··· DATA SHOWN

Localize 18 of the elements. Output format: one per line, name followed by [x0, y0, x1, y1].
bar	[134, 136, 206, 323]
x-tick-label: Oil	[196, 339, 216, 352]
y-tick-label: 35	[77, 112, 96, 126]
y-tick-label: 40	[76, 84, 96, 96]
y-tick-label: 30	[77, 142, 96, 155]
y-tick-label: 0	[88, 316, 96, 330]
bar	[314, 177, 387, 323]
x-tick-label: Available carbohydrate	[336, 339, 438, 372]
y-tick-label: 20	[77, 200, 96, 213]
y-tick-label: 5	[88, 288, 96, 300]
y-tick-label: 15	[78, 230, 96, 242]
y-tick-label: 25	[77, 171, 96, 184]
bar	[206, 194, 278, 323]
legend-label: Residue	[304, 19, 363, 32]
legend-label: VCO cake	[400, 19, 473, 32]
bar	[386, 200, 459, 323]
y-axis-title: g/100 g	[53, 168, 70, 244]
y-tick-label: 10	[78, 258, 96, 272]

······
··· DATA SHOWN

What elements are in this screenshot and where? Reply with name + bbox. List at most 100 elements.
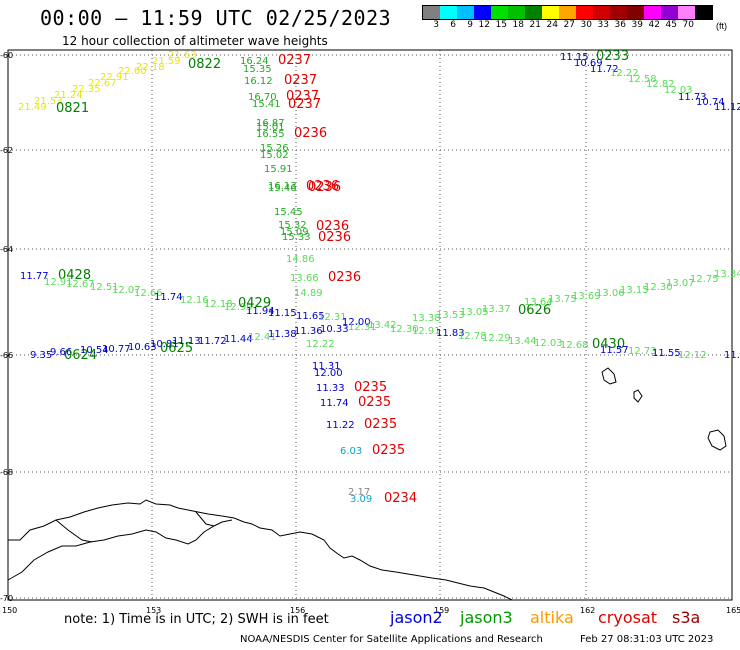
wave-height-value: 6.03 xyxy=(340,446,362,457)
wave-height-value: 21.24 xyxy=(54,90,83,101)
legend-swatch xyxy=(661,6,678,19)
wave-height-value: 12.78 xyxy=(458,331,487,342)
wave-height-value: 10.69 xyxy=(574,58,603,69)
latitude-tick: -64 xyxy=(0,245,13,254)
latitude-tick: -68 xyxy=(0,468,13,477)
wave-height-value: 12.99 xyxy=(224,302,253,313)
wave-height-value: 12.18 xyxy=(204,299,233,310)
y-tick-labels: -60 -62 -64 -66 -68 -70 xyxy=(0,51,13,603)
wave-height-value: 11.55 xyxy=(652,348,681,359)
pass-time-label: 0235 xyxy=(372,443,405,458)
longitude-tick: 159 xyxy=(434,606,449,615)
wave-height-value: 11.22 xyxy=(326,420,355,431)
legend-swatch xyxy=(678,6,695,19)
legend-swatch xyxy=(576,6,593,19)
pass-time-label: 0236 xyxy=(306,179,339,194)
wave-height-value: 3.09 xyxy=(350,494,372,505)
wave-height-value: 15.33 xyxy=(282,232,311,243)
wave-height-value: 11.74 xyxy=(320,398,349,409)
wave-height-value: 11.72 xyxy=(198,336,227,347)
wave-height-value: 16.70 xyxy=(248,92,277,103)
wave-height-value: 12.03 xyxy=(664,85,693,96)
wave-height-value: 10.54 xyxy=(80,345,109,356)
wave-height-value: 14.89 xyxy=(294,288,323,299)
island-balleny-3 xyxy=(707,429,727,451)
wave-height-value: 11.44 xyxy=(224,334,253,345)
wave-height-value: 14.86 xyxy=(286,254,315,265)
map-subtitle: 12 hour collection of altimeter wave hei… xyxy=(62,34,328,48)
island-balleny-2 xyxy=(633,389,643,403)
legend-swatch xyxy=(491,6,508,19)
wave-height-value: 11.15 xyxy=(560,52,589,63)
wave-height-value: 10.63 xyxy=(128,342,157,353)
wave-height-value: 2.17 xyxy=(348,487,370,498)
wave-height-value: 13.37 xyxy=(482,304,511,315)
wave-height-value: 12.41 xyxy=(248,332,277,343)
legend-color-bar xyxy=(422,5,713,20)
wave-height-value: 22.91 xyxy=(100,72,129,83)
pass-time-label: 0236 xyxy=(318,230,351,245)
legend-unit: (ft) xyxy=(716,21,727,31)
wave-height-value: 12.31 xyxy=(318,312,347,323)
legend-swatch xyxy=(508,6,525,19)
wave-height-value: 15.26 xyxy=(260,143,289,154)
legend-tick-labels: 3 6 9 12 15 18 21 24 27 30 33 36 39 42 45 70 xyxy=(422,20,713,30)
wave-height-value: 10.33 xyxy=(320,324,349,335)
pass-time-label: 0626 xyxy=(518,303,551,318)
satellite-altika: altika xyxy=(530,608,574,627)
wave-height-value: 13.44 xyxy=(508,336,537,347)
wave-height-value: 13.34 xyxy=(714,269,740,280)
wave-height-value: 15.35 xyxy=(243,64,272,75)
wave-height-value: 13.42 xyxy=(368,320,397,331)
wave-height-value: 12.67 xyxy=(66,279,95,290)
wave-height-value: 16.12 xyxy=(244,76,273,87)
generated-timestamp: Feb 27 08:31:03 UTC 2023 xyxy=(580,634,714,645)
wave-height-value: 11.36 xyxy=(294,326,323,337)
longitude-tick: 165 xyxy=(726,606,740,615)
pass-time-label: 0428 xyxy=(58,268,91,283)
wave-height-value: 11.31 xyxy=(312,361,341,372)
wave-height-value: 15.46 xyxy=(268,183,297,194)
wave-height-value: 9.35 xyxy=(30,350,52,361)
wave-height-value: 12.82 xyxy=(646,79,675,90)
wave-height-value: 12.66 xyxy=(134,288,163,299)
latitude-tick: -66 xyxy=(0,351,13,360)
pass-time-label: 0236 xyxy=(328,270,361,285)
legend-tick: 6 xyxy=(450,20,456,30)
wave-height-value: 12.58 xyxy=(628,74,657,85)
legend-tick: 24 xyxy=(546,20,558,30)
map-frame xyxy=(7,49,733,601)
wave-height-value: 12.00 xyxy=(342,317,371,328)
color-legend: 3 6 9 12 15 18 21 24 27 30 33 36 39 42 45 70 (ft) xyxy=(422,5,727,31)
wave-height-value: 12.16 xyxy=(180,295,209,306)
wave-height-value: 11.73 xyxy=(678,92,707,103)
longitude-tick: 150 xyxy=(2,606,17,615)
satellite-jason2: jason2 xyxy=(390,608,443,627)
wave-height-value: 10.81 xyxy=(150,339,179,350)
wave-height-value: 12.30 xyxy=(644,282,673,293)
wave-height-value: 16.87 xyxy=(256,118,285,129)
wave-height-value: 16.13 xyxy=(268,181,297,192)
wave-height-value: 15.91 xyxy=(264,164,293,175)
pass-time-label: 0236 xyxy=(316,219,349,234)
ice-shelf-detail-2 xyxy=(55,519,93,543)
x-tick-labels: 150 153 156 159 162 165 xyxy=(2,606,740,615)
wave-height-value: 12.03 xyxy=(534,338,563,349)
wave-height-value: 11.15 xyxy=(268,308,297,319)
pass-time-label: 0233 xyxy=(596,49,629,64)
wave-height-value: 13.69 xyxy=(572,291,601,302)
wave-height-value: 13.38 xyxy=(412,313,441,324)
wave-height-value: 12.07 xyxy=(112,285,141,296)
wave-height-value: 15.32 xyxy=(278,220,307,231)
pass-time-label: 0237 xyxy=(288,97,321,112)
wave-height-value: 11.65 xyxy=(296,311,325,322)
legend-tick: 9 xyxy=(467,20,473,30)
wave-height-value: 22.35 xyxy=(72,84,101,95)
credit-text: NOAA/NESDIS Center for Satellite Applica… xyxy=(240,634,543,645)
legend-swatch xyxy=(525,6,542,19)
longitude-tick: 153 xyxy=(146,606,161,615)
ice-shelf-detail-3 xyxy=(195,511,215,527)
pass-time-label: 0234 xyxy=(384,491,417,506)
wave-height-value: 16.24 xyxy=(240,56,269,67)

······

Reproduce the material from the line with "wave-height-value: 6.03 xyxy=(340,446,362,457)" through the line with "island-balleny-3 xyxy=(707,429,727,451)", keeping both of those lines.

* [SOLVED EXERCISE]
wave-height-value: 6.03 xyxy=(340,446,362,457)
wave-height-value: 21.24 xyxy=(54,90,83,101)
legend-swatch xyxy=(661,6,678,19)
wave-height-value: 12.78 xyxy=(458,331,487,342)
wave-height-value: 10.69 xyxy=(574,58,603,69)
latitude-tick: -64 xyxy=(0,245,13,254)
latitude-tick: -68 xyxy=(0,468,13,477)
wave-height-value: 12.99 xyxy=(224,302,253,313)
wave-height-value: 12.18 xyxy=(204,299,233,310)
y-tick-labels: -60 -62 -64 -66 -68 -70 xyxy=(0,51,13,603)
wave-height-value: 11.55 xyxy=(652,348,681,359)
pass-time-label: 0235 xyxy=(372,443,405,458)
longitude-tick: 159 xyxy=(434,606,449,615)
wave-height-value: 11.22 xyxy=(326,420,355,431)
legend-swatch xyxy=(678,6,695,19)
legend-swatch xyxy=(576,6,593,19)
pass-time-label: 0236 xyxy=(306,179,339,194)
wave-height-value: 3.09 xyxy=(350,494,372,505)
wave-height-value: 15.33 xyxy=(282,232,311,243)
wave-height-value: 11.74 xyxy=(320,398,349,409)
wave-height-value: 11.72 xyxy=(198,336,227,347)
wave-height-value: 16.70 xyxy=(248,92,277,103)
wave-height-value: 12.03 xyxy=(664,85,693,96)
wave-height-value: 10.54 xyxy=(80,345,109,356)
wave-height-value: 14.89 xyxy=(294,288,323,299)
island-balleny-3 xyxy=(707,429,727,451)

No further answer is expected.